-- Task details --
Answer with a single number: how many lines in the listing below include "system"?

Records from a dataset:
'''

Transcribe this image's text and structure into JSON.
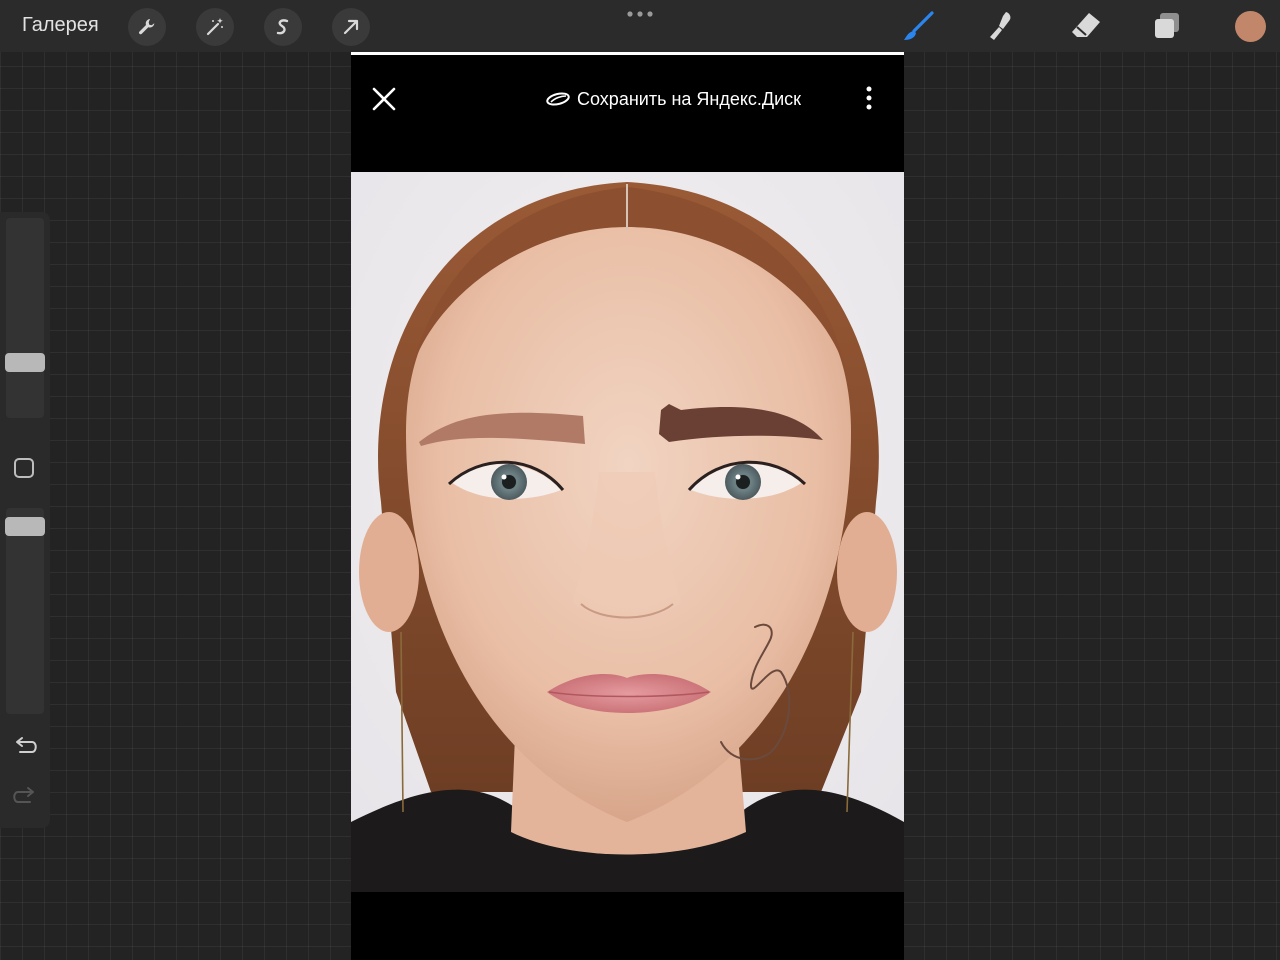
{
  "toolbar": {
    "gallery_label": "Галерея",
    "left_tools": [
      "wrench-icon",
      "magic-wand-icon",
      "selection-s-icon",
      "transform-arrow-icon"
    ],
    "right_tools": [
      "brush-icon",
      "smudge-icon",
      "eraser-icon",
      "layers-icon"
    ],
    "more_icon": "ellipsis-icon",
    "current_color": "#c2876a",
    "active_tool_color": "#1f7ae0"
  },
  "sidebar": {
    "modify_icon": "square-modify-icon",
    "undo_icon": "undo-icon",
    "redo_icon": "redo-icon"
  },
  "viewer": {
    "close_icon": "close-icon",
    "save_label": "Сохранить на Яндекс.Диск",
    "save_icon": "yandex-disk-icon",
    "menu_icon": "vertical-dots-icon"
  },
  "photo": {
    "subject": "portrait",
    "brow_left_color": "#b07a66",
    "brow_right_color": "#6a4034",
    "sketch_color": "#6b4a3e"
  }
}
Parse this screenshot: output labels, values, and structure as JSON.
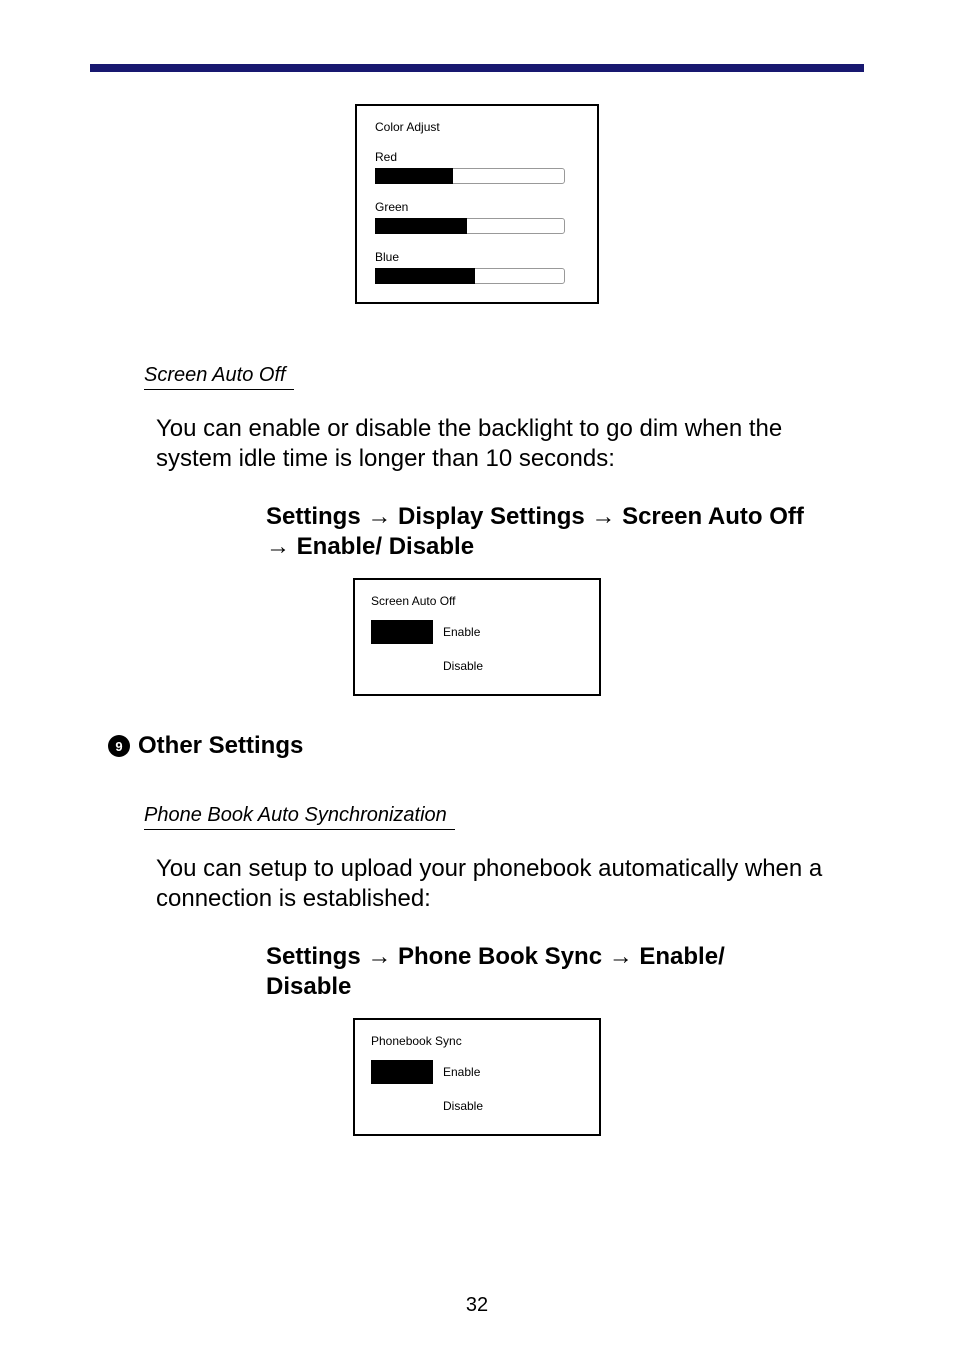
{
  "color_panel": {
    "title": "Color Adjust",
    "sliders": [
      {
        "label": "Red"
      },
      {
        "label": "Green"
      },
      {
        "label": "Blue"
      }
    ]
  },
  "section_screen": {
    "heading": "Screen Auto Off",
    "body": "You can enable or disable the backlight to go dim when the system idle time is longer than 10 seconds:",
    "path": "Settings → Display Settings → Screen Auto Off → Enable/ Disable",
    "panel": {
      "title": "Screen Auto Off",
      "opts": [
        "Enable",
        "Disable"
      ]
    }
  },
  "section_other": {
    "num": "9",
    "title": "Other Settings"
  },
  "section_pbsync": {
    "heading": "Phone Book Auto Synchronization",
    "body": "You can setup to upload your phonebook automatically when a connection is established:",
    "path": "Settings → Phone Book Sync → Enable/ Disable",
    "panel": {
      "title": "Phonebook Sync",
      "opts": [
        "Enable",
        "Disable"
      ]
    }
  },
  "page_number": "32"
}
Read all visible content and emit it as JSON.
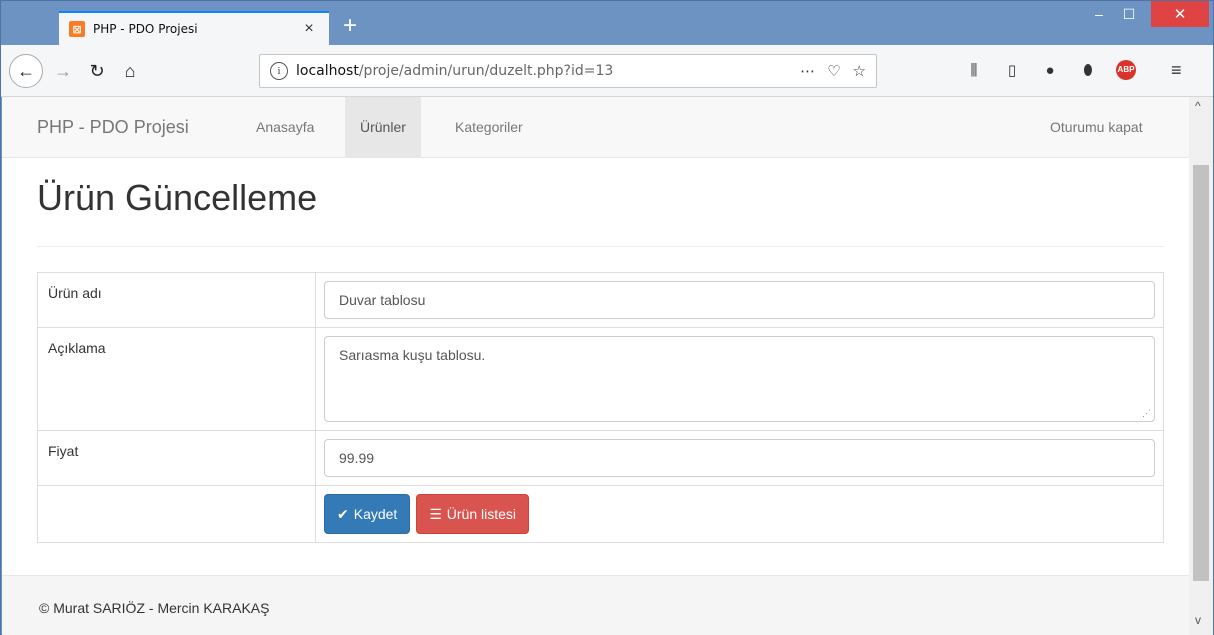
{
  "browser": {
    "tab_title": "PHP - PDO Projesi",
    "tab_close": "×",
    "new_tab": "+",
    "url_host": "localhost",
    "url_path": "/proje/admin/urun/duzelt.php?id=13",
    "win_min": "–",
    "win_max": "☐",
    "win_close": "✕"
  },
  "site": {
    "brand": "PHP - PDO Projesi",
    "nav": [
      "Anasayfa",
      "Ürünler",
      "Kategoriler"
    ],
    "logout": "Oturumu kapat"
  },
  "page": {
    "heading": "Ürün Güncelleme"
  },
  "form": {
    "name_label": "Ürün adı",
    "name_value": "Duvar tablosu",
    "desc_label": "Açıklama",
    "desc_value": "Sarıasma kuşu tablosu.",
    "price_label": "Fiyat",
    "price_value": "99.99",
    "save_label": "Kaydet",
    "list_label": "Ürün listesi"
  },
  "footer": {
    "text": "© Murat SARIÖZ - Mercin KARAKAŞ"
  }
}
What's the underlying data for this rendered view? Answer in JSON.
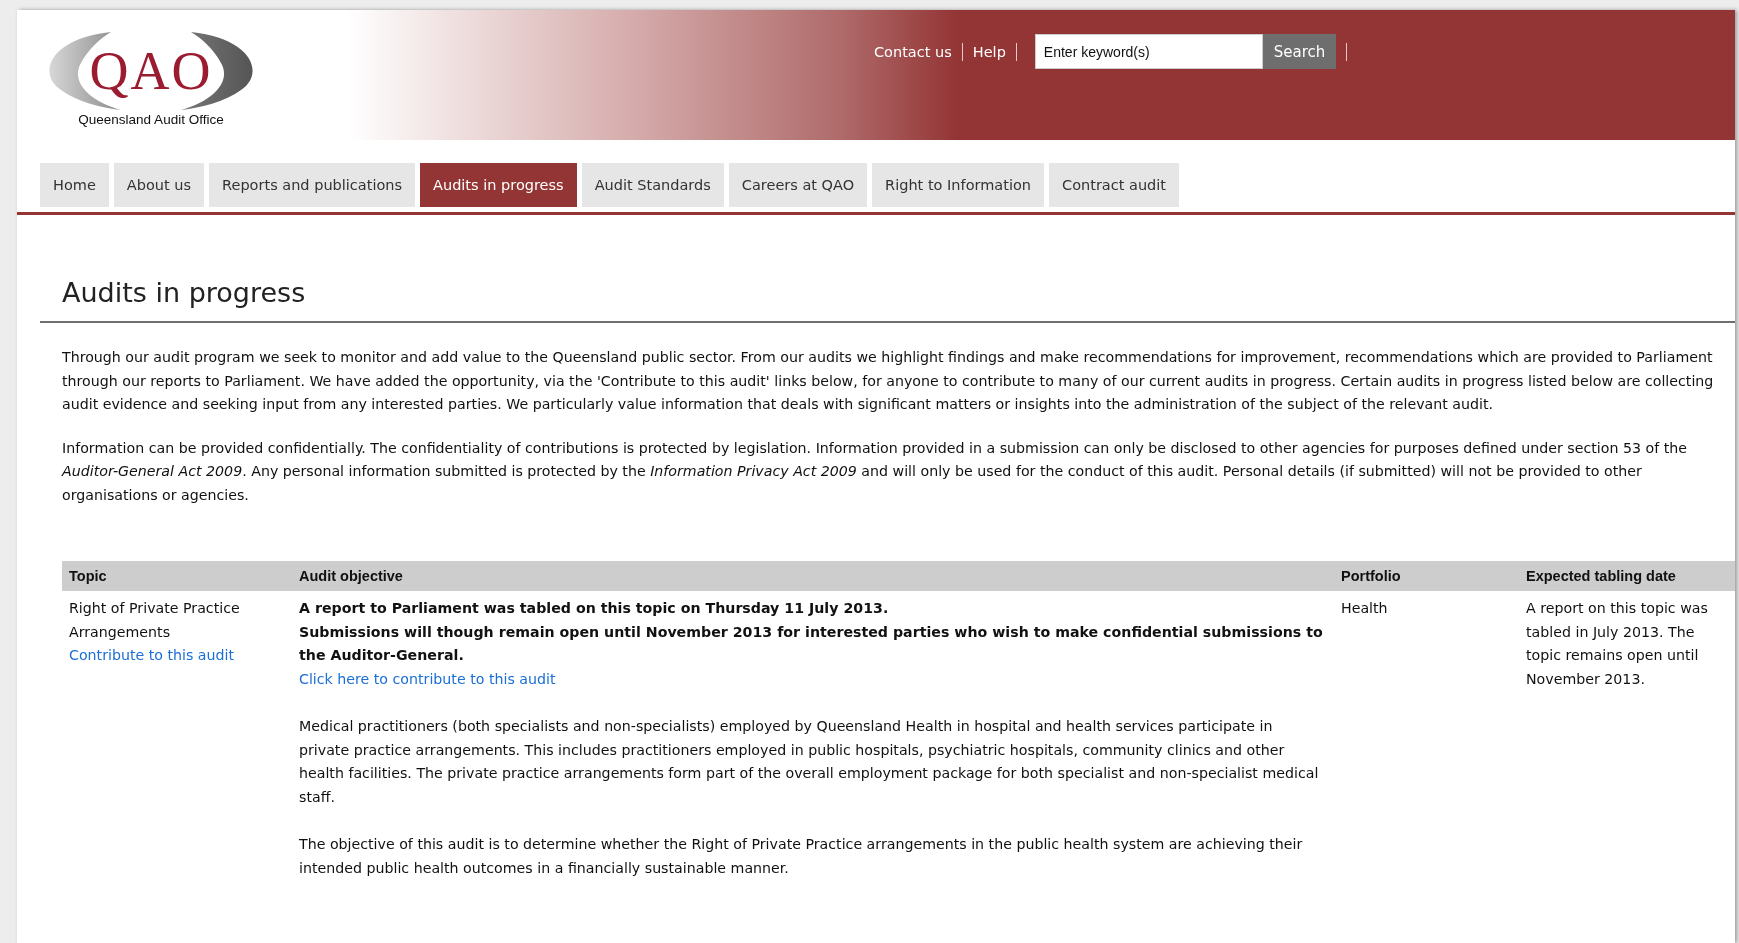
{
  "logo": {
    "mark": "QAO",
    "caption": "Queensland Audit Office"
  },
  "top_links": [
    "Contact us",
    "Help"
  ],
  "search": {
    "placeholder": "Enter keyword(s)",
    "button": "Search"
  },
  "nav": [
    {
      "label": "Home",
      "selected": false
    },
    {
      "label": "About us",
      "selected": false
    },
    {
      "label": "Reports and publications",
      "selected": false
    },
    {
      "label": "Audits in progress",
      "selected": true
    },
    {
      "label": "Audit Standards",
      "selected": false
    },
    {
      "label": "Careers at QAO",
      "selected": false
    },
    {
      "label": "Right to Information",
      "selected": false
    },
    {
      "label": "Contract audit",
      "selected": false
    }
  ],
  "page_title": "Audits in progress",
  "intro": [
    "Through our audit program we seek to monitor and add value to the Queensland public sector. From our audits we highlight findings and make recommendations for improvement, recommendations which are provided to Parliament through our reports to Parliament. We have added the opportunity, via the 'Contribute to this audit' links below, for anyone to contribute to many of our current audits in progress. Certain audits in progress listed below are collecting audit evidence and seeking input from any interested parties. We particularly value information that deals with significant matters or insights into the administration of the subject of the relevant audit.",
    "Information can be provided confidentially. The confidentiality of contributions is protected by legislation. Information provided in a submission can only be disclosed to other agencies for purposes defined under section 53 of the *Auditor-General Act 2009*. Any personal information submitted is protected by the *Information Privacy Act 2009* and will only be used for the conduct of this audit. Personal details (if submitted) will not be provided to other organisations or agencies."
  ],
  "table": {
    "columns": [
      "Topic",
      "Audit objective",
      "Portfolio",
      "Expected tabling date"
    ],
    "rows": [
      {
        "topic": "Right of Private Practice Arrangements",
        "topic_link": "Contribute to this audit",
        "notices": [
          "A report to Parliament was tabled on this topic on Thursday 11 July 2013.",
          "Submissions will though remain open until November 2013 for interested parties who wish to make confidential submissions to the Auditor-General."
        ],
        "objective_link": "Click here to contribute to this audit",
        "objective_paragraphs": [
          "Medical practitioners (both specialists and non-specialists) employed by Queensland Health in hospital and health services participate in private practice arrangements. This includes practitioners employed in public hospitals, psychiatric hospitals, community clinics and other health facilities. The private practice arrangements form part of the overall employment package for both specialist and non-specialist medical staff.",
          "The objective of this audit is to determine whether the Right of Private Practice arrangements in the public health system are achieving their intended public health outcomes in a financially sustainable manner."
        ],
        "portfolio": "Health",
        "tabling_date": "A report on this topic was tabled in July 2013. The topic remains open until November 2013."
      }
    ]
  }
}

'''

-- Exercise response --
2